▶ **Instructions for the task**:
Retype each line of the material exactly, please, skipping any picture in it.

▶ **Provided information**:
--- START ---

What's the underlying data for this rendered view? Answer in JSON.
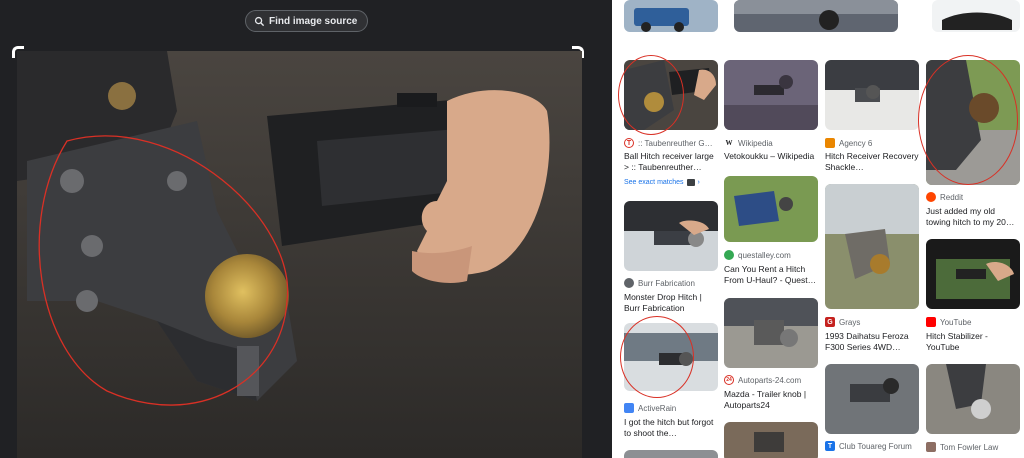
{
  "viewer": {
    "find_source_label": "Find image source"
  },
  "results": [
    {
      "source": ":: Taubenreuther G…",
      "title": "Ball Hitch receiver large > :: Taubenreuther…",
      "favicon_letter": "T",
      "favicon_color": "#d93025",
      "exact_matches_label": "See exact matches"
    },
    {
      "source": "Burr Fabrication",
      "title": "Monster Drop Hitch | Burr Fabrication",
      "favicon_letter": "",
      "favicon_color": "#5f6368"
    },
    {
      "source": "ActiveRain",
      "title": "I got the hitch but forgot to shoot the…",
      "favicon_letter": "",
      "favicon_color": "#4285f4"
    },
    {
      "source": "Wikipedia",
      "title": "Vetokoukku – Wikipedia",
      "favicon_letter": "W",
      "favicon_color": "#202124"
    },
    {
      "source": "questalley.com",
      "title": "Can You Rent a Hitch From U-Haul? - Quest…",
      "favicon_letter": "",
      "favicon_color": "#34a853"
    },
    {
      "source": "Autoparts-24.com",
      "title": "Mazda - Trailer knob | Autoparts24",
      "favicon_letter": "24",
      "favicon_color": "#d93025"
    },
    {
      "source": "Agency 6",
      "title": "Hitch Receiver Recovery Shackle…",
      "favicon_letter": "",
      "favicon_color": "#ea8600"
    },
    {
      "source": "Grays",
      "title": "1993 Daihatsu Feroza F300 Series 4WD…",
      "favicon_letter": "G",
      "favicon_color": "#c5221f"
    },
    {
      "source": "Club Touareg Forum",
      "title": "",
      "favicon_letter": "T",
      "favicon_color": "#1a73e8"
    },
    {
      "source": "Reddit",
      "title": "Just added my old towing hitch to my 20…",
      "favicon_letter": "",
      "favicon_color": "#ff4500"
    },
    {
      "source": "YouTube",
      "title": "Hitch Stabilizer - YouTube",
      "favicon_letter": "",
      "favicon_color": "#ff0000"
    },
    {
      "source": "Tom Fowler Law",
      "title": "",
      "favicon_letter": "",
      "favicon_color": "#8d6e63"
    }
  ],
  "icons": {
    "find_source": "lens-search-icon",
    "exact_matches": "image-stack-icon",
    "exact_arrow": "chevron-right-icon"
  },
  "colors": {
    "panel_bg": "#202124",
    "annotation_red": "#d93025",
    "link_blue": "#1a73e8"
  }
}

--- END ---

▶ **Worked solution**:
What's the underlying data for this rendered view? Answer in JSON.
{
  "viewer": {
    "find_source_label": "Find image source"
  },
  "results": [
    {
      "source": ":: Taubenreuther G…",
      "title": "Ball Hitch receiver large > :: Taubenreuther…",
      "favicon_letter": "T",
      "favicon_color": "#d93025",
      "exact_matches_label": "See exact matches"
    },
    {
      "source": "Burr Fabrication",
      "title": "Monster Drop Hitch | Burr Fabrication",
      "favicon_letter": "",
      "favicon_color": "#5f6368"
    },
    {
      "source": "ActiveRain",
      "title": "I got the hitch but forgot to shoot the…",
      "favicon_letter": "",
      "favicon_color": "#4285f4"
    },
    {
      "source": "Wikipedia",
      "title": "Vetokoukku – Wikipedia",
      "favicon_letter": "W",
      "favicon_color": "#202124"
    },
    {
      "source": "questalley.com",
      "title": "Can You Rent a Hitch From U-Haul? - Quest…",
      "favicon_letter": "",
      "favicon_color": "#34a853"
    },
    {
      "source": "Autoparts-24.com",
      "title": "Mazda - Trailer knob | Autoparts24",
      "favicon_letter": "24",
      "favicon_color": "#d93025"
    },
    {
      "source": "Agency 6",
      "title": "Hitch Receiver Recovery Shackle…",
      "favicon_letter": "",
      "favicon_color": "#ea8600"
    },
    {
      "source": "Grays",
      "title": "1993 Daihatsu Feroza F300 Series 4WD…",
      "favicon_letter": "G",
      "favicon_color": "#c5221f"
    },
    {
      "source": "Club Touareg Forum",
      "title": "",
      "favicon_letter": "T",
      "favicon_color": "#1a73e8"
    },
    {
      "source": "Reddit",
      "title": "Just added my old towing hitch to my 20…",
      "favicon_letter": "",
      "favicon_color": "#ff4500"
    },
    {
      "source": "YouTube",
      "title": "Hitch Stabilizer - YouTube",
      "favicon_letter": "",
      "favicon_color": "#ff0000"
    },
    {
      "source": "Tom Fowler Law",
      "title": "",
      "favicon_letter": "",
      "favicon_color": "#8d6e63"
    }
  ],
  "icons": {
    "find_source": "lens-search-icon",
    "exact_matches": "image-stack-icon",
    "exact_arrow": "chevron-right-icon"
  },
  "colors": {
    "panel_bg": "#202124",
    "annotation_red": "#d93025",
    "link_blue": "#1a73e8"
  }
}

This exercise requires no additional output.